TASK TO CARRY OUT:
Print all records exactly, leaving nothing out.

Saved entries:
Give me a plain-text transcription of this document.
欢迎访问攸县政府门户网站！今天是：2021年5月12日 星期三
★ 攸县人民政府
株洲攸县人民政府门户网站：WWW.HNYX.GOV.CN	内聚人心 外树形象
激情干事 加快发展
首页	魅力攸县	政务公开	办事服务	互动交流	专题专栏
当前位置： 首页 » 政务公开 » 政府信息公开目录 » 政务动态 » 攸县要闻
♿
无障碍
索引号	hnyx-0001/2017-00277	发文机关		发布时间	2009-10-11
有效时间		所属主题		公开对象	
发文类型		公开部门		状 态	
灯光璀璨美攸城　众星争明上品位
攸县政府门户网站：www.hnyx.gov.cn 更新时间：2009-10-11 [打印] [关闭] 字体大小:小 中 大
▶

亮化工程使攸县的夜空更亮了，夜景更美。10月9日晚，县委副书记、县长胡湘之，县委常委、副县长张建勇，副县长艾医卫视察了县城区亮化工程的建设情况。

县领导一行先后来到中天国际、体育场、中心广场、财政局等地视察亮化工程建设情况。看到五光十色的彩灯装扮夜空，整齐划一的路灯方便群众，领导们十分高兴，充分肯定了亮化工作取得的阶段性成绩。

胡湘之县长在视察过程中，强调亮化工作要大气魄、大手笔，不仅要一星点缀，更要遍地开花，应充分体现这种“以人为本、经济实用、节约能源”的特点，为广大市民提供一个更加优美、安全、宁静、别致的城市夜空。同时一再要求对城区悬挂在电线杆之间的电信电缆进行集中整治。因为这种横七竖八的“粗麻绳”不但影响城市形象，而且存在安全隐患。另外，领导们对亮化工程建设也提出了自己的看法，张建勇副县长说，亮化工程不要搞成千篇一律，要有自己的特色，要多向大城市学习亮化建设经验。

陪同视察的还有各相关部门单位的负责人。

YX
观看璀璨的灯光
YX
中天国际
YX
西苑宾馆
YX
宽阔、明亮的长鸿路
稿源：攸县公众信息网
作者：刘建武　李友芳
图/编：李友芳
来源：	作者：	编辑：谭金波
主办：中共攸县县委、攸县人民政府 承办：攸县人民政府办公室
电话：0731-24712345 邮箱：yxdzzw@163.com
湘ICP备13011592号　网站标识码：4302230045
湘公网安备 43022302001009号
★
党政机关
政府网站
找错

WRITTEN SOLUTION:
Give me a plain-text transcription of this document.
欢迎访问攸县政府门户网站！今天是：2021年5月12日 星期三
★ 攸县人民政府
株洲攸县人民政府门户网站：WWW.HNYX.GOV.CN	内聚人心 外树形象
激情干事 加快发展
首页	魅力攸县	政务公开	办事服务	互动交流	专题专栏
当前位置： 首页 » 政务公开 » 政府信息公开目录 » 政务动态 » 攸县要闻
♿
无障碍
索引号	hnyx-0001/2017-00277	发文机关		发布时间	2009-10-11
有效时间		所属主题		公开对象	
发文类型		公开部门		状 态	
灯光璀璨美攸城　众星争明上品位
攸县政府门户网站：www.hnyx.gov.cn 更新时间：2009-10-11 [打印] [关闭] 字体大小:小 中 大
▶

亮化工程使攸县的夜空更亮了，夜景更美。10月9日晚，县委副书记、县长胡湘之，县委常委、副县长张建勇，副县长艾医卫视察了县城区亮化工程的建设情况。

县领导一行先后来到中天国际、体育场、中心广场、财政局等地视察亮化工程建设情况。看到五光十色的彩灯装扮夜空，整齐划一的路灯方便群众，领导们十分高兴，充分肯定了亮化工作取得的阶段性成绩。

胡湘之县长在视察过程中，强调亮化工作要大气魄、大手笔，不仅要一星点缀，更要遍地开花，应充分体现这种“以人为本、经济实用、节约能源”的特点，为广大市民提供一个更加优美、安全、宁静、别致的城市夜空。同时一再要求对城区悬挂在电线杆之间的电信电缆进行集中整治。因为这种横七竖八的“粗麻绳”不但影响城市形象，而且存在安全隐患。另外，领导们对亮化工程建设也提出了自己的看法，张建勇副县长说，亮化工程不要搞成千篇一律，要有自己的特色，要多向大城市学习亮化建设经验。

陪同视察的还有各相关部门单位的负责人。

YX
观看璀璨的灯光
YX
中天国际
YX
西苑宾馆
YX
宽阔、明亮的长鸿路
稿源：攸县公众信息网
作者：刘建武　李友芳
图/编：李友芳
来源：	作者：	编辑：谭金波
主办：中共攸县县委、攸县人民政府 承办：攸县人民政府办公室
电话：0731-24712345 邮箱：yxdzzw@163.com
湘ICP备13011592号　网站标识码：4302230045
湘公网安备 43022302001009号
★
党政机关
政府网站
找错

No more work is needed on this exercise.